▸ INSTRUCCIONES DE TRABAJO:
A. Transcribe sin cambios el fragmento del texto sobre el populismo que comienza en "La corrupción y" y termina en "ligeramente disminuye desigualdad.".
B. Según el texto sobre el populismo, ¿por qué irrumpen propuestas alternativas que prometen agenciar los intereses populares? Responde en una a tres oraciones.
C. Prosigue el texto sobre el populismo a partir de su última oración.
### DOCUMENTO FUENTE ###
La corrupción y el abuso del poder nutren la inconformidad y la desesperanza, y crean condiciones propicias para la irrupción de propuestas alternativas que prometen agenciar fielmente los intereses populares. El auge populista evidencia la derrota de la política tradicional como instrumento de transformación y cambio, y de su incapacidad para resolver los desafíos sociales y económicos que plantea el desarrollo.

Algunos círculos de la sociedad que padecen de miopía invencible se resisten a aceptar, que las mayorías son las que legitiman la democracia y que esas mayorías las conforman los sectores más pobres y vulnerables. En respuesta a esta deliberada ceguera, la demagogia populista promete devolver ilusiones perdidas a los que nada tienen o nada esperan recibir de una sociedad en la que ligeramente disminuye desigualdad.

Cuando el populismo llega al poder se afinca en la gratitud que despierta el asistencialismo, las subvenciones y los subsidios que prodiga, lo que termina fletando conciencias, neutralizando críticos y amistando adversarios, y con ello, promoviendo unanimismo y descalificando disensos.

De la práctica rampante de populismo demagógico da buena cuenta, la entelequia del Socialismo del Siglo XXI que, valiéndose de dádivas logró arrendar la conciencia de muchos y construir consensos por utilitarismo y conveniencia. La carencia de una política económica sostenible y la adopción de decisiones intempestivas e irreflexivas financiadas de manera irresponsable con la riqueza petrolera, terminaron develando la incapacidad y el totalitarismo mesiánico de un teniente coronel enajenado por el resentimiento, el revanchismo y la frustración.

Al igual que Chávez, Evo Morales, Daniel Ortega, Rafael Correa y Cristina Fernández de Kirshner, supieron aprovechar los desafueros de los gobernantes que los antecedieron, y fungiendo de libertarios y justicialistas, promovieron en la opinión pública consenso y obsecuencia en favor de sus regímenes, mediante la financiación de carteles servilistas que condicionan su lealtad al recibo de caras prebendas estatales.

Pero como siempre sucede, toda aventura populista llega a su fin y la sociedad desengañada termina retomando el camino de la cordura. Ojalá que las amargas experiencias latinoamericanas, sirvan de ejemplo y alerten a los electores frente a propuestas populistas como las del señor Gustavo Petro.
### REGISTROS ###
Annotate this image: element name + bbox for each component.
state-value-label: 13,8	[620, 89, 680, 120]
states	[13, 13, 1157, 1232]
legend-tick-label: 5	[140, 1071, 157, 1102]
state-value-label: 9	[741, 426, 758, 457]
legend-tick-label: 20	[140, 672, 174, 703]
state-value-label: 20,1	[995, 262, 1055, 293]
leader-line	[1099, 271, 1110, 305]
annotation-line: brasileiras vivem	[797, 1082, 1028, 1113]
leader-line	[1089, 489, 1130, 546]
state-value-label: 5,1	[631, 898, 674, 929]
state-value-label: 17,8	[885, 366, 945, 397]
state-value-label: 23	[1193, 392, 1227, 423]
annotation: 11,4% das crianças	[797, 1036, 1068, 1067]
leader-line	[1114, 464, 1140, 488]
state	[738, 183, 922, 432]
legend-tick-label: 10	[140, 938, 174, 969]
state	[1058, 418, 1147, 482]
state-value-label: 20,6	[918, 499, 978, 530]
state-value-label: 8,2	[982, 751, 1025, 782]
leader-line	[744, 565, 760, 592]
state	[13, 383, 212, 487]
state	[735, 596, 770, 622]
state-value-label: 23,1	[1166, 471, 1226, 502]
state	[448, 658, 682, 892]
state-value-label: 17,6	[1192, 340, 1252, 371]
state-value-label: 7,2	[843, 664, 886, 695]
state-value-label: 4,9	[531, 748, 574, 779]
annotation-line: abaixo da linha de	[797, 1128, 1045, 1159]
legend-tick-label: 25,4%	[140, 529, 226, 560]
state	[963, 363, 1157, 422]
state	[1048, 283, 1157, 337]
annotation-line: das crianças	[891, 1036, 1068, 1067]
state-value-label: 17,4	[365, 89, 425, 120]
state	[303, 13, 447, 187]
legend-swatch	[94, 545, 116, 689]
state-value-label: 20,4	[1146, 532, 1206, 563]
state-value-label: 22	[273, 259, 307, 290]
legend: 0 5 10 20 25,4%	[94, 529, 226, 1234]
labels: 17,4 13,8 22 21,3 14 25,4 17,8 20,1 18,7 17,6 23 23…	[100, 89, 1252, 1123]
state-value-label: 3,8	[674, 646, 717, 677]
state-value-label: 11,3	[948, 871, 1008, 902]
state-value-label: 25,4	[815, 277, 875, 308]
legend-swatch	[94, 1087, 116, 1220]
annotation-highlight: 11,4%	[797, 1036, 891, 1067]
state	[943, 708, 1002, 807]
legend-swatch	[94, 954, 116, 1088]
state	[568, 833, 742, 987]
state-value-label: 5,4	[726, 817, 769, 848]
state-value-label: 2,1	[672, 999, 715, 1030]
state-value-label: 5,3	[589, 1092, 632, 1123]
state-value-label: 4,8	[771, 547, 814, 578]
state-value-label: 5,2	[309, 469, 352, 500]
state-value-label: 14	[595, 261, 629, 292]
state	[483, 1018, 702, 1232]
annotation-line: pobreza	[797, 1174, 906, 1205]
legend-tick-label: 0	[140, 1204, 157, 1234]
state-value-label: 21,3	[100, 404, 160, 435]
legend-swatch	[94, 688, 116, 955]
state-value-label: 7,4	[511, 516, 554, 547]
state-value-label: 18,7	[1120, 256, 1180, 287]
###
▸ SOLUCIONES:
A.
La corrupción y el abuso del poder nutren la inconformidad y la desesperanza, y crean condiciones propicias para la irrupción de propuestas alternativas que prometen agenciar fielmente los intereses populares. El auge populista evidencia la derrota de la política tradicional como instrumento de transformación y cambio, y de su incapacidad para resolver los desafíos sociales y económicos que plantea el desarrollo.

Algunos círculos de la sociedad que padecen de miopía invencible se resisten a aceptar, que las mayorías son las que legitiman la democracia y que esas mayorías las conforman los sectores más pobres y vulnerables. En respuesta a esta deliberada ceguera, la demagogia populista promete devolver ilusiones perdidas a los que nada tienen o nada esperan recibir de una sociedad en la que ligeramente disminuye desigualdad.

B. La corrupción y el abuso del poder alimentan la inconformidad y la desesperanza. Eso crea condiciones propicias para que surjan esas propuestas.

C.
Ante la amenaza, de que en Colombia se repita lo que ocurre en Venezuela, es urgente poner al timón de la nación, el pulso firme y sensible de un gobernante pulcro, capaz y audaz, que tenga autoridad y que sea apto para asumir retos, sumar voluntades, armonizar esfuerzos, concertar acuerdos y ejecutar cambios profundos que revierta el gradiente de la curva de pobreza del país.

Un gobernante que tenga formación de estadista, firmeza, prudencia, humildad y grandeza. Un gobernante que tenga solvente capacidad de gestión y una visión clara y adelantada para advertir el futuro y trazar un rumbo seguro para la nación.

Un gobernante, capaz de enfrentar las dificultades incesantes que plantea el progreso sin que ellas minen su voluntad, ni socaven su persistencia. Un gobernante que jamás renuncie a su empeño de hacer de Colombia una empresa de todos, donde prevalezca el respeto, el orden y la justicia.

Yo no conozco ese gobernante, pero considero que son varios los colombianos que se le asemejan, entre ellos, Rafael Nieto Loaiza, María Fernanda Cabal, Federico Gutierrez y Paloma Valencia, jóvenes y precoces estadistas, poseedores de todos los merecimientos y condiciones necesarias para rectificar el camino perdido y devolver la nación al sendero del imperio de la educación, la ley y la justicia.

Colombia no puede caer en la trampa populista y anteponer la pasión a la razón en las próximas elecciones, a menos que queramos que aumente la pobreza.

*Rafael Rodríguez-Jaraba. Abogado Esp. Mg. Litigante. Consultor Jurídico. Asesor Corporativo. Conjuez. Árbitro Nacional e Internacional en Derecho. Profesor Universitario de Derecho Financiero. Miembro de la Academia Colombiana de Jurisprudencia.